● **Goal**
Write out the records below once more, exactly as they stand.

● **Supplied information**

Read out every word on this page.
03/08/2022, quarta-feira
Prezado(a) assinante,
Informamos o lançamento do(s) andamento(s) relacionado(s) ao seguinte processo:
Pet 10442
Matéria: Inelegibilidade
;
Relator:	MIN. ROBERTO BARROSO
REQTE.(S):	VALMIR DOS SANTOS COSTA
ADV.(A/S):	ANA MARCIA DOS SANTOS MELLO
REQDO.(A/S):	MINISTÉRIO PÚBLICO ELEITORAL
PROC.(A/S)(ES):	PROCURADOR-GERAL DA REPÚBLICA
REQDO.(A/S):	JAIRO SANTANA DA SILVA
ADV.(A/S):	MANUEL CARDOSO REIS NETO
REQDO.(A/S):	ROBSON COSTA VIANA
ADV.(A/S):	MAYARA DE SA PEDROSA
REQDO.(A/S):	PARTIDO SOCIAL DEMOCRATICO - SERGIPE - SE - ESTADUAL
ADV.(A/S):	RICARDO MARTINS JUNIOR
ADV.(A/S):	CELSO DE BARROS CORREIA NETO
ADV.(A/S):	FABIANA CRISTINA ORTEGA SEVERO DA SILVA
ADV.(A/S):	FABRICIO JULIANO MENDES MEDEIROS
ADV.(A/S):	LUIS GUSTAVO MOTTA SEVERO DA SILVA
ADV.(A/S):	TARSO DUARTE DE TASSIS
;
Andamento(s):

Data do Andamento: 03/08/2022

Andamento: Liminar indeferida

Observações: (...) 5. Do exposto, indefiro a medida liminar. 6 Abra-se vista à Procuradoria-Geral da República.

● **Answer to the exercise**
Read out every word on this page.
03/08/2022, quarta-feira
Prezado(a) assinante,
Informamos o lançamento do(s) andamento(s) relacionado(s) ao seguinte processo:
Pet 10442
Matéria: Inelegibilidade
;
Relator:	MIN. ROBERTO BARROSO
REQTE.(S):	VALMIR DOS SANTOS COSTA
ADV.(A/S):	ANA MARCIA DOS SANTOS MELLO
REQDO.(A/S):	MINISTÉRIO PÚBLICO ELEITORAL
PROC.(A/S)(ES):	PROCURADOR-GERAL DA REPÚBLICA
REQDO.(A/S):	JAIRO SANTANA DA SILVA
ADV.(A/S):	MANUEL CARDOSO REIS NETO
REQDO.(A/S):	ROBSON COSTA VIANA
ADV.(A/S):	MAYARA DE SA PEDROSA
REQDO.(A/S):	PARTIDO SOCIAL DEMOCRATICO - SERGIPE - SE - ESTADUAL
ADV.(A/S):	RICARDO MARTINS JUNIOR
ADV.(A/S):	CELSO DE BARROS CORREIA NETO
ADV.(A/S):	FABIANA CRISTINA ORTEGA SEVERO DA SILVA
ADV.(A/S):	FABRICIO JULIANO MENDES MEDEIROS
ADV.(A/S):	LUIS GUSTAVO MOTTA SEVERO DA SILVA
ADV.(A/S):	TARSO DUARTE DE TASSIS
;
Andamento(s):

Data do Andamento: 03/08/2022

Andamento: Liminar indeferida

Observações: (...) 5. Do exposto, indefiro a medida liminar. 6 Abra-se vista à Procuradoria-Geral da República.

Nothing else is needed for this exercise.